What is needed:
Copy out all of the material, matching it word for word.

Record excerpts:
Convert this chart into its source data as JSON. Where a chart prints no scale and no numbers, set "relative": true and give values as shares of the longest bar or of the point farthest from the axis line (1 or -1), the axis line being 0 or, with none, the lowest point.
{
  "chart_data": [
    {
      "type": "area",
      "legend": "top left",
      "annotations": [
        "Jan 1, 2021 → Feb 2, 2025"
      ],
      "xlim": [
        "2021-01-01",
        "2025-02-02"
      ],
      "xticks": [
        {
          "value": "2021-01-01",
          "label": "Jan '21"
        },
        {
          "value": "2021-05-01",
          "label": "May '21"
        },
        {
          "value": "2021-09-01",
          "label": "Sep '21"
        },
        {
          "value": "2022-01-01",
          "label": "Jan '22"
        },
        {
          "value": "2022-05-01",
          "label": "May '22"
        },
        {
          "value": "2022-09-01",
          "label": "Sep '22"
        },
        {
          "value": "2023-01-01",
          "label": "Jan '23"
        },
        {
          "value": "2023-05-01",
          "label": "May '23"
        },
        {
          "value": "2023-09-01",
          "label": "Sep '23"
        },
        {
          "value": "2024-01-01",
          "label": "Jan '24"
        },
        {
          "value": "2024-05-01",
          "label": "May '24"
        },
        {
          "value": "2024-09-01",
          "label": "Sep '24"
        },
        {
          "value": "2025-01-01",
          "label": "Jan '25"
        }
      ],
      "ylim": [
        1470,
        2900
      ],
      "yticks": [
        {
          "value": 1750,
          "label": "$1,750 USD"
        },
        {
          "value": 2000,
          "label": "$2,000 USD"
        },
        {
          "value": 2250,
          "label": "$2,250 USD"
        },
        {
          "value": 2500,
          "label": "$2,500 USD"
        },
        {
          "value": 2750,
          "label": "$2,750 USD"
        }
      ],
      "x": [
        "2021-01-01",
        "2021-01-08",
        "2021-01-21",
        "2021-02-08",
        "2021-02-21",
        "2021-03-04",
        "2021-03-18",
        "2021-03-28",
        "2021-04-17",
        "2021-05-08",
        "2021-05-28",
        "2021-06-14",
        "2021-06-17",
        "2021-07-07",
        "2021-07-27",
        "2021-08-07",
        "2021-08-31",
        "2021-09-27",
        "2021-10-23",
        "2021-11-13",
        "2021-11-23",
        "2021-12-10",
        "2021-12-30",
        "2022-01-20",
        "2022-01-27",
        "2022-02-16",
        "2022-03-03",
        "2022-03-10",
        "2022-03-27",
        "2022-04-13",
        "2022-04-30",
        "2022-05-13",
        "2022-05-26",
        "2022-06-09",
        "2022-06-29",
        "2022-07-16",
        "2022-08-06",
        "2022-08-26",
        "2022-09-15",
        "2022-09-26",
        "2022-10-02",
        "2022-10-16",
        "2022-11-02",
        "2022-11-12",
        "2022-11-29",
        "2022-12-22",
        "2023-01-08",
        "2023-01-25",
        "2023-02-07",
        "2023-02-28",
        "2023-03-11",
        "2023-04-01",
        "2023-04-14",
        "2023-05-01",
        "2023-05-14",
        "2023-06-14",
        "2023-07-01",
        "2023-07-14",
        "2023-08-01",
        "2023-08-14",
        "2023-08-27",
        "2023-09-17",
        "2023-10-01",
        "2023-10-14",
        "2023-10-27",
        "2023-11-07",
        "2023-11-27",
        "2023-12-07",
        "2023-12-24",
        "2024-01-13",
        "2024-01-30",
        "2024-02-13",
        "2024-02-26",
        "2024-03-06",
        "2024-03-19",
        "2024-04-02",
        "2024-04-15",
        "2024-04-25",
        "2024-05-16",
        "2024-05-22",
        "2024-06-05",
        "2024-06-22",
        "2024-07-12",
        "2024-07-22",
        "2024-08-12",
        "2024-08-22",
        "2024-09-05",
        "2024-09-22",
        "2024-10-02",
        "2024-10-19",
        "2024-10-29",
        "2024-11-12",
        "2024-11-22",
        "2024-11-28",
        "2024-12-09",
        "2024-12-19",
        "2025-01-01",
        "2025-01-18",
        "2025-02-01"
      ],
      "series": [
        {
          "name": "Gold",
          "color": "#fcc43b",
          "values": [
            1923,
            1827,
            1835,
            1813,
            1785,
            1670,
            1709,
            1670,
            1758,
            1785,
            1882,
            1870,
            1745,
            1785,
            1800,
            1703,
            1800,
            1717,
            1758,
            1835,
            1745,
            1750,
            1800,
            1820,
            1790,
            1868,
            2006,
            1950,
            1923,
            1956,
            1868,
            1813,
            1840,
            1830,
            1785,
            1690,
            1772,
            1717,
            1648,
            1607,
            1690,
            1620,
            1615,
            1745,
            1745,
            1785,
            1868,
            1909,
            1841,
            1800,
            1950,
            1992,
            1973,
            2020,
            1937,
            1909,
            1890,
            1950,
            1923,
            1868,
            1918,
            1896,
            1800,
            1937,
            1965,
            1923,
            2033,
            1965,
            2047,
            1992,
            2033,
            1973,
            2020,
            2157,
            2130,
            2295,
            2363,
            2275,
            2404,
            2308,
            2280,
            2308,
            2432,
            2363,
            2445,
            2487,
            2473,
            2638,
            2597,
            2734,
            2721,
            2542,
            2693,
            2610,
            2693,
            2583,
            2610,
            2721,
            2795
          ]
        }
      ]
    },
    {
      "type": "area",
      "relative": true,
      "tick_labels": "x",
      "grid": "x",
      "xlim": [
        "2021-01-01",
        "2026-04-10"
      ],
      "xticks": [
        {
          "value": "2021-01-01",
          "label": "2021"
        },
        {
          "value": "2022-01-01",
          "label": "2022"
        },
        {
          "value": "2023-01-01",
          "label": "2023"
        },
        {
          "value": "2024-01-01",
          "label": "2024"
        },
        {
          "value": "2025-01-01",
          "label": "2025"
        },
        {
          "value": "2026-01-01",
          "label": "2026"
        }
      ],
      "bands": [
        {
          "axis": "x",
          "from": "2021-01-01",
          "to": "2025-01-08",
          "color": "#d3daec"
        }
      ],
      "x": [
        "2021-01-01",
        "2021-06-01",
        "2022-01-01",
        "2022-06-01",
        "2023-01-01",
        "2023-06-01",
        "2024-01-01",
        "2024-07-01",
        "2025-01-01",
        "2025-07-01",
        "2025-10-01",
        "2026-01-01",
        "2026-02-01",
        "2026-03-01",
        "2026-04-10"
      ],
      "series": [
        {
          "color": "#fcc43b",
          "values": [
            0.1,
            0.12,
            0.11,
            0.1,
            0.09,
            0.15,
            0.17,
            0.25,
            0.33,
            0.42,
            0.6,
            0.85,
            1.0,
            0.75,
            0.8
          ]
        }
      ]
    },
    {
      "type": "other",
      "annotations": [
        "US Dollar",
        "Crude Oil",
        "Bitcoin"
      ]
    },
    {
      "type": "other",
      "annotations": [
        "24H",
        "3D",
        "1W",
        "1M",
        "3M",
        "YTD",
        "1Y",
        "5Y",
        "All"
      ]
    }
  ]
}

Written response:
Convert this chart into its source data as JSON. Where a chart prints no scale and no numbers, set "relative": true and give values as shares of the longest bar or of the point farthest from the axis line (1 or -1), the axis line being 0 or, with none, the lowest point.
{
  "chart_data": [
    {
      "type": "area",
      "legend": "top left",
      "annotations": [
        "Jan 1, 2021 → Feb 2, 2025"
      ],
      "xlim": [
        "2021-01-01",
        "2025-02-02"
      ],
      "xticks": [
        {
          "value": "2021-01-01",
          "label": "Jan '21"
        },
        {
          "value": "2021-05-01",
          "label": "May '21"
        },
        {
          "value": "2021-09-01",
          "label": "Sep '21"
        },
        {
          "value": "2022-01-01",
          "label": "Jan '22"
        },
        {
          "value": "2022-05-01",
          "label": "May '22"
        },
        {
          "value": "2022-09-01",
          "label": "Sep '22"
        },
        {
          "value": "2023-01-01",
          "label": "Jan '23"
        },
        {
          "value": "2023-05-01",
          "label": "May '23"
        },
        {
          "value": "2023-09-01",
          "label": "Sep '23"
        },
        {
          "value": "2024-01-01",
          "label": "Jan '24"
        },
        {
          "value": "2024-05-01",
          "label": "May '24"
        },
        {
          "value": "2024-09-01",
          "label": "Sep '24"
        },
        {
          "value": "2025-01-01",
          "label": "Jan '25"
        }
      ],
      "ylim": [
        1470,
        2900
      ],
      "yticks": [
        {
          "value": 1750,
          "label": "$1,750 USD"
        },
        {
          "value": 2000,
          "label": "$2,000 USD"
        },
        {
          "value": 2250,
          "label": "$2,250 USD"
        },
        {
          "value": 2500,
          "label": "$2,500 USD"
        },
        {
          "value": 2750,
          "label": "$2,750 USD"
        }
      ],
      "x": [
        "2021-01-01",
        "2021-01-08",
        "2021-01-21",
        "2021-02-08",
        "2021-02-21",
        "2021-03-04",
        "2021-03-18",
        "2021-03-28",
        "2021-04-17",
        "2021-05-08",
        "2021-05-28",
        "2021-06-14",
        "2021-06-17",
        "2021-07-07",
        "2021-07-27",
        "2021-08-07",
        "2021-08-31",
        "2021-09-27",
        "2021-10-23",
        "2021-11-13",
        "2021-11-23",
        "2021-12-10",
        "2021-12-30",
        "2022-01-20",
        "2022-01-27",
        "2022-02-16",
        "2022-03-03",
        "2022-03-10",
        "2022-03-27",
        "2022-04-13",
        "2022-04-30",
        "2022-05-13",
        "2022-05-26",
        "2022-06-09",
        "2022-06-29",
        "2022-07-16",
        "2022-08-06",
        "2022-08-26",
        "2022-09-15",
        "2022-09-26",
        "2022-10-02",
        "2022-10-16",
        "2022-11-02",
        "2022-11-12",
        "2022-11-29",
        "2022-12-22",
        "2023-01-08",
        "2023-01-25",
        "2023-02-07",
        "2023-02-28",
        "2023-03-11",
        "2023-04-01",
        "2023-04-14",
        "2023-05-01",
        "2023-05-14",
        "2023-06-14",
        "2023-07-01",
        "2023-07-14",
        "2023-08-01",
        "2023-08-14",
        "2023-08-27",
        "2023-09-17",
        "2023-10-01",
        "2023-10-14",
        "2023-10-27",
        "2023-11-07",
        "2023-11-27",
        "2023-12-07",
        "2023-12-24",
        "2024-01-13",
        "2024-01-30",
        "2024-02-13",
        "2024-02-26",
        "2024-03-06",
        "2024-03-19",
        "2024-04-02",
        "2024-04-15",
        "2024-04-25",
        "2024-05-16",
        "2024-05-22",
        "2024-06-05",
        "2024-06-22",
        "2024-07-12",
        "2024-07-22",
        "2024-08-12",
        "2024-08-22",
        "2024-09-05",
        "2024-09-22",
        "2024-10-02",
        "2024-10-19",
        "2024-10-29",
        "2024-11-12",
        "2024-11-22",
        "2024-11-28",
        "2024-12-09",
        "2024-12-19",
        "2025-01-01",
        "2025-01-18",
        "2025-02-01"
      ],
      "series": [
        {
          "name": "Gold",
          "color": "#fcc43b",
          "values": [
            1923,
            1827,
            1835,
            1813,
            1785,
            1670,
            1709,
            1670,
            1758,
            1785,
            1882,
            1870,
            1745,
            1785,
            1800,
            1703,
            1800,
            1717,
            1758,
            1835,
            1745,
            1750,
            1800,
            1820,
            1790,
            1868,
            2006,
            1950,
            1923,
            1956,
            1868,
            1813,
            1840,
            1830,
            1785,
            1690,
            1772,
            1717,
            1648,
            1607,
            1690,
            1620,
            1615,
            1745,
            1745,
            1785,
            1868,
            1909,
            1841,
            1800,
            1950,
            1992,
            1973,
            2020,
            1937,
            1909,
            1890,
            1950,
            1923,
            1868,
            1918,
            1896,
            1800,
            1937,
            1965,
            1923,
            2033,
            1965,
            2047,
            1992,
            2033,
            1973,
            2020,
            2157,
            2130,
            2295,
            2363,
            2275,
            2404,
            2308,
            2280,
            2308,
            2432,
            2363,
            2445,
            2487,
            2473,
            2638,
            2597,
            2734,
            2721,
            2542,
            2693,
            2610,
            2693,
            2583,
            2610,
            2721,
            2795
          ]
        }
      ]
    },
    {
      "type": "area",
      "relative": true,
      "tick_labels": "x",
      "grid": "x",
      "xlim": [
        "2021-01-01",
        "2026-04-10"
      ],
      "xticks": [
        {
          "value": "2021-01-01",
          "label": "2021"
        },
        {
          "value": "2022-01-01",
          "label": "2022"
        },
        {
          "value": "2023-01-01",
          "label": "2023"
        },
        {
          "value": "2024-01-01",
          "label": "2024"
        },
        {
          "value": "2025-01-01",
          "label": "2025"
        },
        {
          "value": "2026-01-01",
          "label": "2026"
        }
      ],
      "bands": [
        {
          "axis": "x",
          "from": "2021-01-01",
          "to": "2025-01-08",
          "color": "#d3daec"
        }
      ],
      "x": [
        "2021-01-01",
        "2021-06-01",
        "2022-01-01",
        "2022-06-01",
        "2023-01-01",
        "2023-06-01",
        "2024-01-01",
        "2024-07-01",
        "2025-01-01",
        "2025-07-01",
        "2025-10-01",
        "2026-01-01",
        "2026-02-01",
        "2026-03-01",
        "2026-04-10"
      ],
      "series": [
        {
          "color": "#fcc43b",
          "values": [
            0.1,
            0.12,
            0.11,
            0.1,
            0.09,
            0.15,
            0.17,
            0.25,
            0.33,
            0.42,
            0.6,
            0.85,
            1.0,
            0.75,
            0.8
          ]
        }
      ]
    },
    {
      "type": "other",
      "annotations": [
        "US Dollar",
        "Crude Oil",
        "Bitcoin"
      ]
    },
    {
      "type": "other",
      "annotations": [
        "24H",
        "3D",
        "1W",
        "1M",
        "3M",
        "YTD",
        "1Y",
        "5Y",
        "All"
      ]
    }
  ]
}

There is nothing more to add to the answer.